━━━ PROVIDED RECORDS

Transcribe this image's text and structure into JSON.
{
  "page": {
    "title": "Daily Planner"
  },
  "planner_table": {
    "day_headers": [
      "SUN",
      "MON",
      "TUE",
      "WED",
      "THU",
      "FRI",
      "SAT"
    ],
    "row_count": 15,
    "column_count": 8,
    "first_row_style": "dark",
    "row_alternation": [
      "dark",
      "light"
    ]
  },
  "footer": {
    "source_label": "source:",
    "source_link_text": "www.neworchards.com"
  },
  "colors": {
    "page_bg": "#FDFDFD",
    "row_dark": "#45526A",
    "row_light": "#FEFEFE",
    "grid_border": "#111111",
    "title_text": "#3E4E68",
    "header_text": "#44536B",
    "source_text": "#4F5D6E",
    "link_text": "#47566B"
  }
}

━━━━━━

AIM | Extract the data in full. Keep it word for word.

TASK OUTPUT |
Transcribe this image's text and structure into JSON.
{
  "page": {
    "title": "Daily Planner"
  },
  "planner_table": {
    "day_headers": [
      "SUN",
      "MON",
      "TUE",
      "WED",
      "THU",
      "FRI",
      "SAT"
    ],
    "row_count": 15,
    "column_count": 8,
    "first_row_style": "dark",
    "row_alternation": [
      "dark",
      "light"
    ]
  },
  "footer": {
    "source_label": "source:",
    "source_link_text": "www.neworchards.com"
  },
  "colors": {
    "page_bg": "#FDFDFD",
    "row_dark": "#45526A",
    "row_light": "#FEFEFE",
    "grid_border": "#111111",
    "title_text": "#3E4E68",
    "header_text": "#44536B",
    "source_text": "#4F5D6E",
    "link_text": "#47566B"
  }
}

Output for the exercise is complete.